INSTRUCTIONS TO FOLLOW:
The records below must be transcribed exactly. Do not include the pictures.

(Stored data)
--
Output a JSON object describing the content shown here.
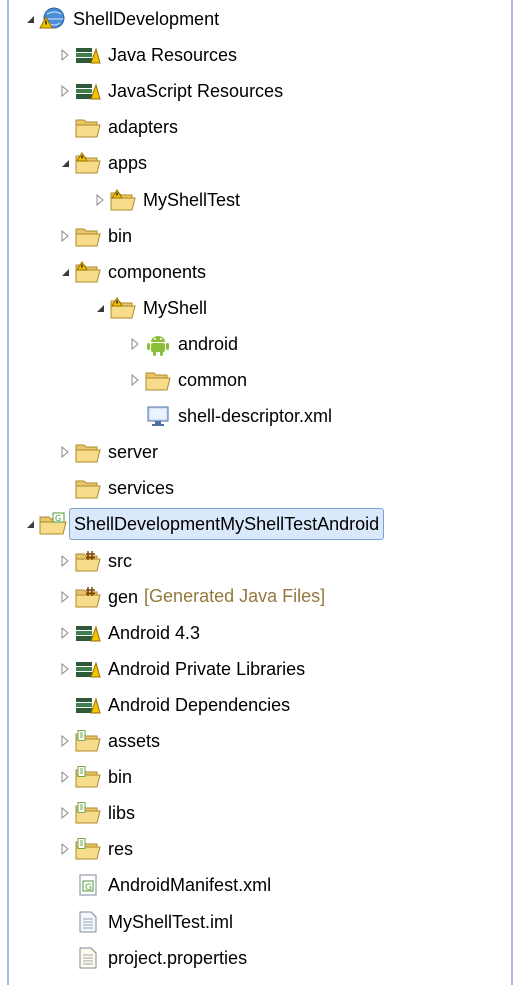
{
  "tree": [
    {
      "depth": 0,
      "twisty": "expanded",
      "icon": "project-warning-icon",
      "label": "ShellDevelopment",
      "name": "tree-item-shelldevelopment"
    },
    {
      "depth": 1,
      "twisty": "collapsed",
      "icon": "library-icon",
      "label": "Java Resources",
      "name": "tree-item-java-resources"
    },
    {
      "depth": 1,
      "twisty": "collapsed",
      "icon": "library-icon",
      "label": "JavaScript Resources",
      "name": "tree-item-javascript-resources"
    },
    {
      "depth": 1,
      "twisty": "none",
      "icon": "folder-icon",
      "label": "adapters",
      "name": "tree-item-adapters"
    },
    {
      "depth": 1,
      "twisty": "expanded",
      "icon": "folder-warning-icon",
      "label": "apps",
      "name": "tree-item-apps"
    },
    {
      "depth": 2,
      "twisty": "collapsed",
      "icon": "folder-warning-icon",
      "label": "MyShellTest",
      "name": "tree-item-myshelltest"
    },
    {
      "depth": 1,
      "twisty": "collapsed",
      "icon": "folder-icon",
      "label": "bin",
      "name": "tree-item-bin"
    },
    {
      "depth": 1,
      "twisty": "expanded",
      "icon": "folder-warning-icon",
      "label": "components",
      "name": "tree-item-components"
    },
    {
      "depth": 2,
      "twisty": "expanded",
      "icon": "folder-warning-icon",
      "label": "MyShell",
      "name": "tree-item-myshell"
    },
    {
      "depth": 3,
      "twisty": "collapsed",
      "icon": "android-icon",
      "label": "android",
      "name": "tree-item-android"
    },
    {
      "depth": 3,
      "twisty": "collapsed",
      "icon": "folder-icon",
      "label": "common",
      "name": "tree-item-common"
    },
    {
      "depth": 3,
      "twisty": "none",
      "icon": "monitor-xml-icon",
      "label": "shell-descriptor.xml",
      "name": "tree-item-shell-descriptor"
    },
    {
      "depth": 1,
      "twisty": "collapsed",
      "icon": "folder-icon",
      "label": "server",
      "name": "tree-item-server"
    },
    {
      "depth": 1,
      "twisty": "none",
      "icon": "folder-icon",
      "label": "services",
      "name": "tree-item-services"
    },
    {
      "depth": 0,
      "twisty": "expanded",
      "icon": "android-project-icon",
      "label": "ShellDevelopmentMyShellTestAndroid",
      "name": "tree-item-shelldevelopmentmyshelltestandroid",
      "selected": true
    },
    {
      "depth": 1,
      "twisty": "collapsed",
      "icon": "source-folder-icon",
      "label": "src",
      "name": "tree-item-src"
    },
    {
      "depth": 1,
      "twisty": "collapsed",
      "icon": "source-folder-icon",
      "label": "gen",
      "deco": "[Generated Java Files]",
      "name": "tree-item-gen"
    },
    {
      "depth": 1,
      "twisty": "collapsed",
      "icon": "library-icon",
      "label": "Android 4.3",
      "name": "tree-item-android-4-3"
    },
    {
      "depth": 1,
      "twisty": "collapsed",
      "icon": "library-icon",
      "label": "Android Private Libraries",
      "name": "tree-item-android-private-libraries"
    },
    {
      "depth": 1,
      "twisty": "none",
      "icon": "library-icon",
      "label": "Android Dependencies",
      "name": "tree-item-android-dependencies"
    },
    {
      "depth": 1,
      "twisty": "collapsed",
      "icon": "folder-linked-icon",
      "label": "assets",
      "name": "tree-item-assets"
    },
    {
      "depth": 1,
      "twisty": "collapsed",
      "icon": "folder-linked-icon",
      "label": "bin",
      "name": "tree-item-bin-android"
    },
    {
      "depth": 1,
      "twisty": "collapsed",
      "icon": "folder-linked-icon",
      "label": "libs",
      "name": "tree-item-libs"
    },
    {
      "depth": 1,
      "twisty": "collapsed",
      "icon": "folder-linked-icon",
      "label": "res",
      "name": "tree-item-res"
    },
    {
      "depth": 1,
      "twisty": "none",
      "icon": "android-manifest-icon",
      "label": "AndroidManifest.xml",
      "name": "tree-item-androidmanifest"
    },
    {
      "depth": 1,
      "twisty": "none",
      "icon": "text-file-icon",
      "label": "MyShellTest.iml",
      "name": "tree-item-myshelltest-iml"
    },
    {
      "depth": 1,
      "twisty": "none",
      "icon": "properties-file-icon",
      "label": "project.properties",
      "name": "tree-item-project-properties"
    }
  ]
}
--
EXPECTED OUTPUT:
Output a JSON object describing the content shown here.
{
  "tree": [
    {
      "depth": 0,
      "twisty": "expanded",
      "icon": "project-warning-icon",
      "label": "ShellDevelopment",
      "name": "tree-item-shelldevelopment"
    },
    {
      "depth": 1,
      "twisty": "collapsed",
      "icon": "library-icon",
      "label": "Java Resources",
      "name": "tree-item-java-resources"
    },
    {
      "depth": 1,
      "twisty": "collapsed",
      "icon": "library-icon",
      "label": "JavaScript Resources",
      "name": "tree-item-javascript-resources"
    },
    {
      "depth": 1,
      "twisty": "none",
      "icon": "folder-icon",
      "label": "adapters",
      "name": "tree-item-adapters"
    },
    {
      "depth": 1,
      "twisty": "expanded",
      "icon": "folder-warning-icon",
      "label": "apps",
      "name": "tree-item-apps"
    },
    {
      "depth": 2,
      "twisty": "collapsed",
      "icon": "folder-warning-icon",
      "label": "MyShellTest",
      "name": "tree-item-myshelltest"
    },
    {
      "depth": 1,
      "twisty": "collapsed",
      "icon": "folder-icon",
      "label": "bin",
      "name": "tree-item-bin"
    },
    {
      "depth": 1,
      "twisty": "expanded",
      "icon": "folder-warning-icon",
      "label": "components",
      "name": "tree-item-components"
    },
    {
      "depth": 2,
      "twisty": "expanded",
      "icon": "folder-warning-icon",
      "label": "MyShell",
      "name": "tree-item-myshell"
    },
    {
      "depth": 3,
      "twisty": "collapsed",
      "icon": "android-icon",
      "label": "android",
      "name": "tree-item-android"
    },
    {
      "depth": 3,
      "twisty": "collapsed",
      "icon": "folder-icon",
      "label": "common",
      "name": "tree-item-common"
    },
    {
      "depth": 3,
      "twisty": "none",
      "icon": "monitor-xml-icon",
      "label": "shell-descriptor.xml",
      "name": "tree-item-shell-descriptor"
    },
    {
      "depth": 1,
      "twisty": "collapsed",
      "icon": "folder-icon",
      "label": "server",
      "name": "tree-item-server"
    },
    {
      "depth": 1,
      "twisty": "none",
      "icon": "folder-icon",
      "label": "services",
      "name": "tree-item-services"
    },
    {
      "depth": 0,
      "twisty": "expanded",
      "icon": "android-project-icon",
      "label": "ShellDevelopmentMyShellTestAndroid",
      "name": "tree-item-shelldevelopmentmyshelltestandroid",
      "selected": true
    },
    {
      "depth": 1,
      "twisty": "collapsed",
      "icon": "source-folder-icon",
      "label": "src",
      "name": "tree-item-src"
    },
    {
      "depth": 1,
      "twisty": "collapsed",
      "icon": "source-folder-icon",
      "label": "gen",
      "deco": "[Generated Java Files]",
      "name": "tree-item-gen"
    },
    {
      "depth": 1,
      "twisty": "collapsed",
      "icon": "library-icon",
      "label": "Android 4.3",
      "name": "tree-item-android-4-3"
    },
    {
      "depth": 1,
      "twisty": "collapsed",
      "icon": "library-icon",
      "label": "Android Private Libraries",
      "name": "tree-item-android-private-libraries"
    },
    {
      "depth": 1,
      "twisty": "none",
      "icon": "library-icon",
      "label": "Android Dependencies",
      "name": "tree-item-android-dependencies"
    },
    {
      "depth": 1,
      "twisty": "collapsed",
      "icon": "folder-linked-icon",
      "label": "assets",
      "name": "tree-item-assets"
    },
    {
      "depth": 1,
      "twisty": "collapsed",
      "icon": "folder-linked-icon",
      "label": "bin",
      "name": "tree-item-bin-android"
    },
    {
      "depth": 1,
      "twisty": "collapsed",
      "icon": "folder-linked-icon",
      "label": "libs",
      "name": "tree-item-libs"
    },
    {
      "depth": 1,
      "twisty": "collapsed",
      "icon": "folder-linked-icon",
      "label": "res",
      "name": "tree-item-res"
    },
    {
      "depth": 1,
      "twisty": "none",
      "icon": "android-manifest-icon",
      "label": "AndroidManifest.xml",
      "name": "tree-item-androidmanifest"
    },
    {
      "depth": 1,
      "twisty": "none",
      "icon": "text-file-icon",
      "label": "MyShellTest.iml",
      "name": "tree-item-myshelltest-iml"
    },
    {
      "depth": 1,
      "twisty": "none",
      "icon": "properties-file-icon",
      "label": "project.properties",
      "name": "tree-item-project-properties"
    }
  ]
}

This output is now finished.